## Start Information given

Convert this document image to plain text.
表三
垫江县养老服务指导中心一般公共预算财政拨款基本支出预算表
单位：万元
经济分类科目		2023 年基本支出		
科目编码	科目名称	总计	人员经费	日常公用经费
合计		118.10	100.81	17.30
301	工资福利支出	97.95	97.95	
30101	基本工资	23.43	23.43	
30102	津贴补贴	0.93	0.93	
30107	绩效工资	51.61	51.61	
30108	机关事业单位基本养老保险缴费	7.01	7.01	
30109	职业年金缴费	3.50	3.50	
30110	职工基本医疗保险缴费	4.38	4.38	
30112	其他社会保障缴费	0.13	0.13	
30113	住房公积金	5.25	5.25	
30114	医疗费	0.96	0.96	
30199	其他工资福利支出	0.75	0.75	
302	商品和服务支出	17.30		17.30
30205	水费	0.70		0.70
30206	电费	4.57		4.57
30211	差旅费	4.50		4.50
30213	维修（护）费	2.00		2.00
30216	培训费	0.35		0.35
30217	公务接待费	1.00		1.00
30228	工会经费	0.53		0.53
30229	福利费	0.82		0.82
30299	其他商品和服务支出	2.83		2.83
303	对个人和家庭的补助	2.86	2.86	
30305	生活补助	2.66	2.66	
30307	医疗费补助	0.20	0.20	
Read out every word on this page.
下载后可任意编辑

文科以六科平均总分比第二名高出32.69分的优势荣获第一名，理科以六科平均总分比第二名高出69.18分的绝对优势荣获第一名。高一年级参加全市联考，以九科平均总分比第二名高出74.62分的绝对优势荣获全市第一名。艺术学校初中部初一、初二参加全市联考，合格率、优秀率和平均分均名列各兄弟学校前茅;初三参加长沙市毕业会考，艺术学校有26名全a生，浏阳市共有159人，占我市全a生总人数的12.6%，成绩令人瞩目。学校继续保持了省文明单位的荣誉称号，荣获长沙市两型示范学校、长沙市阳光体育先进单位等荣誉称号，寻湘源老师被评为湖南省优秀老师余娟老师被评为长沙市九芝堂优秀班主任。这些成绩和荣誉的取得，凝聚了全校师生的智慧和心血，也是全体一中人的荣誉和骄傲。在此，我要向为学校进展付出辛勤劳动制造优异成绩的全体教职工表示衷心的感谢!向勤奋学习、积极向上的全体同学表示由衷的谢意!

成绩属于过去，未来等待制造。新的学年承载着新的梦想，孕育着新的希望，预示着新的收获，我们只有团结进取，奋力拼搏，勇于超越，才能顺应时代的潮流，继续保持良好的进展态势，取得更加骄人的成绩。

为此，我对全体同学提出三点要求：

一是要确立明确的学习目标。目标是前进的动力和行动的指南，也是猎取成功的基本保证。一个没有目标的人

## End Information given

What this task involves: From the listing above, extract every line exactly as it stands.

Expected answer:
Convert this document image to plain text.
表三
垫江县养老服务指导中心一般公共预算财政拨款基本支出预算表
单位：万元
经济分类科目		2023 年基本支出		
科目编码	科目名称	总计	人员经费	日常公用经费
合计		118.10	100.81	17.30
301	工资福利支出	97.95	97.95	
30101	基本工资	23.43	23.43	
30102	津贴补贴	0.93	0.93	
30107	绩效工资	51.61	51.61	
30108	机关事业单位基本养老保险缴费	7.01	7.01	
30109	职业年金缴费	3.50	3.50	
30110	职工基本医疗保险缴费	4.38	4.38	
30112	其他社会保障缴费	0.13	0.13	
30113	住房公积金	5.25	5.25	
30114	医疗费	0.96	0.96	
30199	其他工资福利支出	0.75	0.75	
302	商品和服务支出	17.30		17.30
30205	水费	0.70		0.70
30206	电费	4.57		4.57
30211	差旅费	4.50		4.50
30213	维修（护）费	2.00		2.00
30216	培训费	0.35		0.35
30217	公务接待费	1.00		1.00
30228	工会经费	0.53		0.53
30229	福利费	0.82		0.82
30299	其他商品和服务支出	2.83		2.83
303	对个人和家庭的补助	2.86	2.86	
30305	生活补助	2.66	2.66	
30307	医疗费补助	0.20	0.20	
Read out every word on this page.
下载后可任意编辑

文科以六科平均总分比第二名高出32.69分的优势荣获第一名，理科以六科平均总分比第二名高出69.18分的绝对优势荣获第一名。高一年级参加全市联考，以九科平均总分比第二名高出74.62分的绝对优势荣获全市第一名。艺术学校初中部初一、初二参加全市联考，合格率、优秀率和平均分均名列各兄弟学校前茅;初三参加长沙市毕业会考，艺术学校有26名全a生，浏阳市共有159人，占我市全a生总人数的12.6%，成绩令人瞩目。学校继续保持了省文明单位的荣誉称号，荣获长沙市两型示范学校、长沙市阳光体育先进单位等荣誉称号，寻湘源老师被评为湖南省优秀老师余娟老师被评为长沙市九芝堂优秀班主任。这些成绩和荣誉的取得，凝聚了全校师生的智慧和心血，也是全体一中人的荣誉和骄傲。在此，我要向为学校进展付出辛勤劳动制造优异成绩的全体教职工表示衷心的感谢!向勤奋学习、积极向上的全体同学表示由衷的谢意!

成绩属于过去，未来等待制造。新的学年承载着新的梦想，孕育着新的希望，预示着新的收获，我们只有团结进取，奋力拼搏，勇于超越，才能顺应时代的潮流，继续保持良好的进展态势，取得更加骄人的成绩。

为此，我对全体同学提出三点要求：

一是要确立明确的学习目标。目标是前进的动力和行动的指南，也是猎取成功的基本保证。一个没有目标的人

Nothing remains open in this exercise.